## Data excerpts
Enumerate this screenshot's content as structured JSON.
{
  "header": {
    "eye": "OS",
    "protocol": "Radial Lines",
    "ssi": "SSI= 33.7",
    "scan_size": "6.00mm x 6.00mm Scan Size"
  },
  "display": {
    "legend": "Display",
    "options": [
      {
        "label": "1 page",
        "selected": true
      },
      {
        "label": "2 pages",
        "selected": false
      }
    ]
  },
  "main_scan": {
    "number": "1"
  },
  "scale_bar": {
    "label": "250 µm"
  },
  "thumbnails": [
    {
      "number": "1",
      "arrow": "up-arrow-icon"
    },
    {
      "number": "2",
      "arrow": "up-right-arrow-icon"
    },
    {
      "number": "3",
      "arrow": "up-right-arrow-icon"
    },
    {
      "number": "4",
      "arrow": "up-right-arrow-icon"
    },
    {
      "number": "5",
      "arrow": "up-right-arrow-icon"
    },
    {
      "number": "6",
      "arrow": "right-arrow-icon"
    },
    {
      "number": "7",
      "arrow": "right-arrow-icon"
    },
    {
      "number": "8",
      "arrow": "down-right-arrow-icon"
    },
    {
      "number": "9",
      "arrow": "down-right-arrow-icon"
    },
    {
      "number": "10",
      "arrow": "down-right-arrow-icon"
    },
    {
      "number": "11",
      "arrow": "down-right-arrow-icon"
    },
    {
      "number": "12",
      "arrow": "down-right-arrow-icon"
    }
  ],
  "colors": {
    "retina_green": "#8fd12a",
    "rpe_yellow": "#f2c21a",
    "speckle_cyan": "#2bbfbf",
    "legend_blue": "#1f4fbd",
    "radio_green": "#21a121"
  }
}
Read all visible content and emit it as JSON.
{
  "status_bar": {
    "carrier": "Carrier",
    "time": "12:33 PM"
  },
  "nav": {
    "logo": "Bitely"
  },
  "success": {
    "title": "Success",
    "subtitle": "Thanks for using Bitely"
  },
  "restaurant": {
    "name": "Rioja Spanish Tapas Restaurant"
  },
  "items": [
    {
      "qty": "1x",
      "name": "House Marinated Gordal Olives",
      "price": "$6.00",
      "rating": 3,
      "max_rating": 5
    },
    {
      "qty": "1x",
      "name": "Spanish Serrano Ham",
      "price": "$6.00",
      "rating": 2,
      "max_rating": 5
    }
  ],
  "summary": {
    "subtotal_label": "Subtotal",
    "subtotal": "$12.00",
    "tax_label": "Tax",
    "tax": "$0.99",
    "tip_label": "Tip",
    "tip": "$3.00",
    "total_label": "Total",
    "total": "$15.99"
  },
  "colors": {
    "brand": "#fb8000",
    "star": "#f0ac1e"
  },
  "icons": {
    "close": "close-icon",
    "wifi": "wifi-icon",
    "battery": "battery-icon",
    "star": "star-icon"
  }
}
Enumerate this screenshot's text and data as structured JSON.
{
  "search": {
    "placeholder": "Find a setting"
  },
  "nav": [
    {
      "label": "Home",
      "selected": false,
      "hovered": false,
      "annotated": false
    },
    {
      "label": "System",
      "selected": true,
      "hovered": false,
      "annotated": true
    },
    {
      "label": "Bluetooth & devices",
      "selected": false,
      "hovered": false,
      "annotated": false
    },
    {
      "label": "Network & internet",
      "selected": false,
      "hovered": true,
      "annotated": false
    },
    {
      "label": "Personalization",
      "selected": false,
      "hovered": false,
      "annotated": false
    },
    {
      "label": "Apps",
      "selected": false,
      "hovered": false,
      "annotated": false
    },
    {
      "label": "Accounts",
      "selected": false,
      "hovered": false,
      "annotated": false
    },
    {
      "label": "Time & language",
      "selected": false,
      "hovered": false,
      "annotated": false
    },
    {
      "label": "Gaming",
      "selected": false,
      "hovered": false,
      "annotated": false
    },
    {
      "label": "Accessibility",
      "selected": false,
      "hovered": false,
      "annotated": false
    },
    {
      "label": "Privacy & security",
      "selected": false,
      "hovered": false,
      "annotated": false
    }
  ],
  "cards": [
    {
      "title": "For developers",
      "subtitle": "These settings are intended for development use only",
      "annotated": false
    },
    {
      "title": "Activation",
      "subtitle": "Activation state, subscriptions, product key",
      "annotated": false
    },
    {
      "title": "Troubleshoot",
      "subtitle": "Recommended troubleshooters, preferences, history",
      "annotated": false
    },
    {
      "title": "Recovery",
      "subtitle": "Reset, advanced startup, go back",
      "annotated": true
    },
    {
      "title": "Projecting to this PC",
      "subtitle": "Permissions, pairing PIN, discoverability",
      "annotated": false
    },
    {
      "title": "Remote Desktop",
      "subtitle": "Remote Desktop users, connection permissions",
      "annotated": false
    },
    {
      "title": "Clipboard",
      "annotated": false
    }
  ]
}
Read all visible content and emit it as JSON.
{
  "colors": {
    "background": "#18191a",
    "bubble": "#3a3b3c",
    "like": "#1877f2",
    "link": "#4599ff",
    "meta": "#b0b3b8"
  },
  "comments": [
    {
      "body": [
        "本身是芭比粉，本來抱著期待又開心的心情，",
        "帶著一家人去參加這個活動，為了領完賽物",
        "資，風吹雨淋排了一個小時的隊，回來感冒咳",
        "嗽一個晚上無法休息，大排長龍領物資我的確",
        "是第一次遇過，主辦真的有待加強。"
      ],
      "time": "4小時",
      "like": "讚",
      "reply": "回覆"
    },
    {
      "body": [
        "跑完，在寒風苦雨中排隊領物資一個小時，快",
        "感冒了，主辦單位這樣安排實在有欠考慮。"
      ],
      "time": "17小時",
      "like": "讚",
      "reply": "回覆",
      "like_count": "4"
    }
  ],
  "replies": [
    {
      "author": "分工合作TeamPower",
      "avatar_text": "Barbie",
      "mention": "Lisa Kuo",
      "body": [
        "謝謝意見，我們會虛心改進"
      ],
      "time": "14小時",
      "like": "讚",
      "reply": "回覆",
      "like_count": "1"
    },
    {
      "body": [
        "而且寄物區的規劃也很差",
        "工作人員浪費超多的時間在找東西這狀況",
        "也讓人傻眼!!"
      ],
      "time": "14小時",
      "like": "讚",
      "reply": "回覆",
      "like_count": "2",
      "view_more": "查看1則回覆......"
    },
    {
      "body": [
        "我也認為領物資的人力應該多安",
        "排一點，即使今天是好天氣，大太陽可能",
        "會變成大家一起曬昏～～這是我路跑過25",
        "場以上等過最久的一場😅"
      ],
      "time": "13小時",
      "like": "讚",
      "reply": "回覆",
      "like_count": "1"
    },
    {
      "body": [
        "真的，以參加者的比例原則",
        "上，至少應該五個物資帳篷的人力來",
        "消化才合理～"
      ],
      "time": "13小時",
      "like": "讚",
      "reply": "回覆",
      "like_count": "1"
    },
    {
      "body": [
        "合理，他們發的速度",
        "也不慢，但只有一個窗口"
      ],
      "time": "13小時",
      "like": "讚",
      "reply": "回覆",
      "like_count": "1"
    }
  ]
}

## Goal
Search the lines for "Enumerate". Copy each line that has it.

## Solution to the exercise
Enumerate this screenshot's content as structured JSON.
Enumerate this screenshot's text and data as structured JSON.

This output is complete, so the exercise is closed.